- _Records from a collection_
»»

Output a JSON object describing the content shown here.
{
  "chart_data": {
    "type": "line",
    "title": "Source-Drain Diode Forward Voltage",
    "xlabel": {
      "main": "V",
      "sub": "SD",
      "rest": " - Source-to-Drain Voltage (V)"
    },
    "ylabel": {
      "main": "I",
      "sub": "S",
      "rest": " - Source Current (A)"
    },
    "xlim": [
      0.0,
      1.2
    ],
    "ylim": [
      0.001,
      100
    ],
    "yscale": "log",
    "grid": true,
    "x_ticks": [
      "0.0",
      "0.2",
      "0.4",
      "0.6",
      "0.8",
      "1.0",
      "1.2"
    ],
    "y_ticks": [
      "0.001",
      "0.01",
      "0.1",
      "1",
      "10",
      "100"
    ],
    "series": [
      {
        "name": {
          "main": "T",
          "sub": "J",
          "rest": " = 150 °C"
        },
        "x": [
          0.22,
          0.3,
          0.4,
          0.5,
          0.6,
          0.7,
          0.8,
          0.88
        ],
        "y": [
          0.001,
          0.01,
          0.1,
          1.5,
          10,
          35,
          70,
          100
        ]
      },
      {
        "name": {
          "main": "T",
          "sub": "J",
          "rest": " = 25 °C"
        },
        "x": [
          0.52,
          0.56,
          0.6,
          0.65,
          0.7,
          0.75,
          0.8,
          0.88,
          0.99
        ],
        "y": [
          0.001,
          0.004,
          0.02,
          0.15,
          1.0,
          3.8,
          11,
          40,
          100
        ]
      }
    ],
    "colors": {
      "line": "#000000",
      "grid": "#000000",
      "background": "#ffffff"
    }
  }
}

««

Copy down the whole of the data above, matching it exactly.

Output a JSON object describing the content shown here.
{
  "chart_data": {
    "type": "line",
    "title": "Source-Drain Diode Forward Voltage",
    "xlabel": {
      "main": "V",
      "sub": "SD",
      "rest": " - Source-to-Drain Voltage (V)"
    },
    "ylabel": {
      "main": "I",
      "sub": "S",
      "rest": " - Source Current (A)"
    },
    "xlim": [
      0.0,
      1.2
    ],
    "ylim": [
      0.001,
      100
    ],
    "yscale": "log",
    "grid": true,
    "x_ticks": [
      "0.0",
      "0.2",
      "0.4",
      "0.6",
      "0.8",
      "1.0",
      "1.2"
    ],
    "y_ticks": [
      "0.001",
      "0.01",
      "0.1",
      "1",
      "10",
      "100"
    ],
    "series": [
      {
        "name": {
          "main": "T",
          "sub": "J",
          "rest": " = 150 °C"
        },
        "x": [
          0.22,
          0.3,
          0.4,
          0.5,
          0.6,
          0.7,
          0.8,
          0.88
        ],
        "y": [
          0.001,
          0.01,
          0.1,
          1.5,
          10,
          35,
          70,
          100
        ]
      },
      {
        "name": {
          "main": "T",
          "sub": "J",
          "rest": " = 25 °C"
        },
        "x": [
          0.52,
          0.56,
          0.6,
          0.65,
          0.7,
          0.75,
          0.8,
          0.88,
          0.99
        ],
        "y": [
          0.001,
          0.004,
          0.02,
          0.15,
          1.0,
          3.8,
          11,
          40,
          100
        ]
      }
    ],
    "colors": {
      "line": "#000000",
      "grid": "#000000",
      "background": "#ffffff"
    }
  }
}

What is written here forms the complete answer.